### EXERCISE DESCRIPTION
Print the lines of the data below word for word, starting at its first line and ending at the line containing "3d-objects-icon[interactable]: ◍ <box>432", with both of those lines included.
(begin)
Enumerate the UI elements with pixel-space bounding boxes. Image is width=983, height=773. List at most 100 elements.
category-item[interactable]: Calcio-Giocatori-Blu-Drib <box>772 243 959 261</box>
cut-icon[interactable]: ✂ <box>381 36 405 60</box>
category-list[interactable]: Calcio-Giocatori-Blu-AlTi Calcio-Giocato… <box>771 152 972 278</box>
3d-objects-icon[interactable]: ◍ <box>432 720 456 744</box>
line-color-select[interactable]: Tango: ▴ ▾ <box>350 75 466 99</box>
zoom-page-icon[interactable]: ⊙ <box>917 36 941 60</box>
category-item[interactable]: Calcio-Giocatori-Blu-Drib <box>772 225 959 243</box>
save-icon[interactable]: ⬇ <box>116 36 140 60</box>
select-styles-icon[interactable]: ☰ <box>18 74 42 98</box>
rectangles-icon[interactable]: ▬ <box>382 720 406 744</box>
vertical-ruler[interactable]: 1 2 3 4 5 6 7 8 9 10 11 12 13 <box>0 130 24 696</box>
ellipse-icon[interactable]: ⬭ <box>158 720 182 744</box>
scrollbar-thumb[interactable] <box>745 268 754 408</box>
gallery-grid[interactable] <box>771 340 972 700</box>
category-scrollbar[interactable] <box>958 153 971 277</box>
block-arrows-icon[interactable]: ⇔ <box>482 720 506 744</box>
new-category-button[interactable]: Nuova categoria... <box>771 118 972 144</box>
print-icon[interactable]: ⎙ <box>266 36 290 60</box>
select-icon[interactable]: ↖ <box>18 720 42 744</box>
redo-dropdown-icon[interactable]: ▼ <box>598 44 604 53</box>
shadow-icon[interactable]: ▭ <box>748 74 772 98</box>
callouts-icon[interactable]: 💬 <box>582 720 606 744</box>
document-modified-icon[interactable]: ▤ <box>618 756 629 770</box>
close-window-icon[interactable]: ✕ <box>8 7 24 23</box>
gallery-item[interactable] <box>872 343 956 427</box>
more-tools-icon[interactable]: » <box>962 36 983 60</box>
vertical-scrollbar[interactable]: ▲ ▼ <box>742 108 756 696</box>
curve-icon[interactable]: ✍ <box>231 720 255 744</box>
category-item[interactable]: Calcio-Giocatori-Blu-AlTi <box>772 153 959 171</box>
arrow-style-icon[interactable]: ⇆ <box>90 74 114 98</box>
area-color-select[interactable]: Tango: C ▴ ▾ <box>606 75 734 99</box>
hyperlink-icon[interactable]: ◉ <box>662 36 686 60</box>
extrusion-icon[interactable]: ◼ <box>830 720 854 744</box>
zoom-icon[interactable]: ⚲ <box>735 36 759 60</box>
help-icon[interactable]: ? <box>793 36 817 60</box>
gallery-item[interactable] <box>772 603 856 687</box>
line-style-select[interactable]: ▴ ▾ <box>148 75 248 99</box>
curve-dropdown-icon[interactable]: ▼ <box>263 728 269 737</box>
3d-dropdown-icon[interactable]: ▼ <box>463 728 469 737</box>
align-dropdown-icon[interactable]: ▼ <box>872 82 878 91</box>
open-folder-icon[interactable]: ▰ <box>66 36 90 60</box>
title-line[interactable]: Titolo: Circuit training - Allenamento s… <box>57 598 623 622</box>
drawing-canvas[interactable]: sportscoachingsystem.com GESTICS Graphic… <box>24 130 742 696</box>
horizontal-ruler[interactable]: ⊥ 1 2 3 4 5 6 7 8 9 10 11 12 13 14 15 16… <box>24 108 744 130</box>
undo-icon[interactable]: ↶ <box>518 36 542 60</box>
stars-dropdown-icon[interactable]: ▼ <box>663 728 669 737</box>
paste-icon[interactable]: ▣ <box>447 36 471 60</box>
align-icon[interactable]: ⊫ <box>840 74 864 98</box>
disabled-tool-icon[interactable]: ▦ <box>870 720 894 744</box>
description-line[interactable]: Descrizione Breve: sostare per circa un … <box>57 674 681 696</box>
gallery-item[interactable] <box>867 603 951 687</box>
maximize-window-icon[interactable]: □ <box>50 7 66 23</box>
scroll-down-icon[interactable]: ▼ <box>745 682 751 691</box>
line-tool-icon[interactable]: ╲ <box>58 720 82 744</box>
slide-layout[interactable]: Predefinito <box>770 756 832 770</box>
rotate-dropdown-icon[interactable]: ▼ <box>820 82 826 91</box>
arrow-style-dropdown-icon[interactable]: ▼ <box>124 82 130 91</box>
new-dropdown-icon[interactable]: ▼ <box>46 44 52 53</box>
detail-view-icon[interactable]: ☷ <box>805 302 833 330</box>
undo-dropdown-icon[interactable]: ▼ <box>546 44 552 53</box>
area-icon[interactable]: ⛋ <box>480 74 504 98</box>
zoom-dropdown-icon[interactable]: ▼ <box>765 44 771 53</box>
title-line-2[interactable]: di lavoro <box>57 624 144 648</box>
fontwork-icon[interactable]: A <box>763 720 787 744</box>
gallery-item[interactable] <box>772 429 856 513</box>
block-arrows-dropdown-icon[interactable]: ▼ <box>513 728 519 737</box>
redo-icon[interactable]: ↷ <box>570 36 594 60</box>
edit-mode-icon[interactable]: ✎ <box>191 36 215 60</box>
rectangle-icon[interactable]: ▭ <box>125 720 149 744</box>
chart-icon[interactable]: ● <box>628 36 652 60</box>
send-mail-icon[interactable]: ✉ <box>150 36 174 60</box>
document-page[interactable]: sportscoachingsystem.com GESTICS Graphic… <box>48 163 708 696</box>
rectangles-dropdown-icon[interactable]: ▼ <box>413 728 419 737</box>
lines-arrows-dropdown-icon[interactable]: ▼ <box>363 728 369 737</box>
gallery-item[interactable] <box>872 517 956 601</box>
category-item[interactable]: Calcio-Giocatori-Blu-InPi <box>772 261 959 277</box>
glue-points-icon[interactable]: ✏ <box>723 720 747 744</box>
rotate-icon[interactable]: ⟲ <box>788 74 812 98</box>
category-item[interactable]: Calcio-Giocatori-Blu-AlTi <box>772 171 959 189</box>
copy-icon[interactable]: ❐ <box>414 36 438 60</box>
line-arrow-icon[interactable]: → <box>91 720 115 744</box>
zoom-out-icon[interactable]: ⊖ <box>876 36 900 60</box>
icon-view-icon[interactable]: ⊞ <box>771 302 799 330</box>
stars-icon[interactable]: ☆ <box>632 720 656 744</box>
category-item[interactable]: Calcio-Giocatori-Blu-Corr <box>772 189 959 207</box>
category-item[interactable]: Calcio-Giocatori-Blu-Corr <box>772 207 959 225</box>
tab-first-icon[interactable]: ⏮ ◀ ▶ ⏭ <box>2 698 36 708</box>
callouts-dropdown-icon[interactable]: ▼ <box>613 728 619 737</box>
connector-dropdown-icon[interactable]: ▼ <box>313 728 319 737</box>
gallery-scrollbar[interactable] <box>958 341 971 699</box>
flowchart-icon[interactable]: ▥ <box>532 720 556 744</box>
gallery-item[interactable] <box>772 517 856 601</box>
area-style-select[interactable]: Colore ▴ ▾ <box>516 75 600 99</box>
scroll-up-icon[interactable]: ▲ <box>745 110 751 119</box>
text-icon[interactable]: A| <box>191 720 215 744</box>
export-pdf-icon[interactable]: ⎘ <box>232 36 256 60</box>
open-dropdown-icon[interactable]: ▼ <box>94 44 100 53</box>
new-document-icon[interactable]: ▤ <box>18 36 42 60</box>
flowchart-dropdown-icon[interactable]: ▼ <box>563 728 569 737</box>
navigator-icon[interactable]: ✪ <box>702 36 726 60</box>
(end)
### TASK ANSWER
Enumerate the UI elements with pixel-space bounding boxes. Image is width=983, height=773. List at most 100 elements.
category-item[interactable]: Calcio-Giocatori-Blu-Drib <box>772 243 959 261</box>
cut-icon[interactable]: ✂ <box>381 36 405 60</box>
category-list[interactable]: Calcio-Giocatori-Blu-AlTi Calcio-Giocato… <box>771 152 972 278</box>
3d-objects-icon[interactable]: ◍ <box>432 720 456 744</box>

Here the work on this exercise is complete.